**Problem details**. Reproduce the listing below line for line, keeping every character unchanged.

**Exercise input**.

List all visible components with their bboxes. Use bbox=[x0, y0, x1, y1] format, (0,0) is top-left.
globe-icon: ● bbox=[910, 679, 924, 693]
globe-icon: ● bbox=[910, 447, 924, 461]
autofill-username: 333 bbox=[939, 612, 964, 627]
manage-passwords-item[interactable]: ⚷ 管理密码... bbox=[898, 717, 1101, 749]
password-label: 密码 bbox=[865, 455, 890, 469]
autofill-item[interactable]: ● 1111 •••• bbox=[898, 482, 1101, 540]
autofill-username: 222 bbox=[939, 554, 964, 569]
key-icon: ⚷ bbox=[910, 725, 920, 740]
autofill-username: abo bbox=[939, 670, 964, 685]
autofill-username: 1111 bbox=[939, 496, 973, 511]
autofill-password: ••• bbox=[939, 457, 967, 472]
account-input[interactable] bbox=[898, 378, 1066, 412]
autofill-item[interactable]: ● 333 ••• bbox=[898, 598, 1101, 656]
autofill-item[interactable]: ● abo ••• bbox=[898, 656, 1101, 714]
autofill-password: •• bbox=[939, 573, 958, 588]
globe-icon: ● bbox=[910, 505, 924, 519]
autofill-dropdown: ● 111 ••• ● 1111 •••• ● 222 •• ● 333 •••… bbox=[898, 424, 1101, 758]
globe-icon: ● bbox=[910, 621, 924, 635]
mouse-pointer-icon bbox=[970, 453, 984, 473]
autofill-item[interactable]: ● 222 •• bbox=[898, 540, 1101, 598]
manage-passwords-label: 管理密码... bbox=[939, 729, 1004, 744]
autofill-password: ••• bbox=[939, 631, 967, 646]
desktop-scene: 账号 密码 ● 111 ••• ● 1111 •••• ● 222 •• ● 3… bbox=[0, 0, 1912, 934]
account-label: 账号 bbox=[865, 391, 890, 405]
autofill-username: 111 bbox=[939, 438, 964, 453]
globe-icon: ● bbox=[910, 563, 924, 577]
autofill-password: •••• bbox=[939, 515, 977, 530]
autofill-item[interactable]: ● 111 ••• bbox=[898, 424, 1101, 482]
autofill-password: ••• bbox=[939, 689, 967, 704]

**Written answer**.
List all visible components with their bboxes. Use bbox=[x0, y0, x1, y1] format, (0,0) is top-left.
globe-icon: ● bbox=[910, 679, 924, 693]
globe-icon: ● bbox=[910, 447, 924, 461]
autofill-username: 333 bbox=[939, 612, 964, 627]
manage-passwords-item[interactable]: ⚷ 管理密码... bbox=[898, 717, 1101, 749]
password-label: 密码 bbox=[865, 455, 890, 469]
autofill-item[interactable]: ● 1111 •••• bbox=[898, 482, 1101, 540]
autofill-username: 222 bbox=[939, 554, 964, 569]
key-icon: ⚷ bbox=[910, 725, 920, 740]
autofill-username: abo bbox=[939, 670, 964, 685]
autofill-username: 1111 bbox=[939, 496, 973, 511]
autofill-password: ••• bbox=[939, 457, 967, 472]
account-input[interactable] bbox=[898, 378, 1066, 412]
autofill-item[interactable]: ● 333 ••• bbox=[898, 598, 1101, 656]
autofill-item[interactable]: ● abo ••• bbox=[898, 656, 1101, 714]
autofill-password: •• bbox=[939, 573, 958, 588]
globe-icon: ● bbox=[910, 505, 924, 519]
autofill-dropdown: ● 111 ••• ● 1111 •••• ● 222 •• ● 333 •••… bbox=[898, 424, 1101, 758]
globe-icon: ● bbox=[910, 621, 924, 635]
mouse-pointer-icon bbox=[970, 453, 984, 473]
autofill-item[interactable]: ● 222 •• bbox=[898, 540, 1101, 598]
manage-passwords-label: 管理密码... bbox=[939, 729, 1004, 744]
autofill-password: ••• bbox=[939, 631, 967, 646]
desktop-scene: 账号 密码 ● 111 ••• ● 1111 •••• ● 222 •• ● 3… bbox=[0, 0, 1912, 934]
account-label: 账号 bbox=[865, 391, 890, 405]
autofill-username: 111 bbox=[939, 438, 964, 453]
globe-icon: ● bbox=[910, 563, 924, 577]
autofill-password: •••• bbox=[939, 515, 977, 530]
autofill-item[interactable]: ● 111 ••• bbox=[898, 424, 1101, 482]
autofill-password: ••• bbox=[939, 689, 967, 704]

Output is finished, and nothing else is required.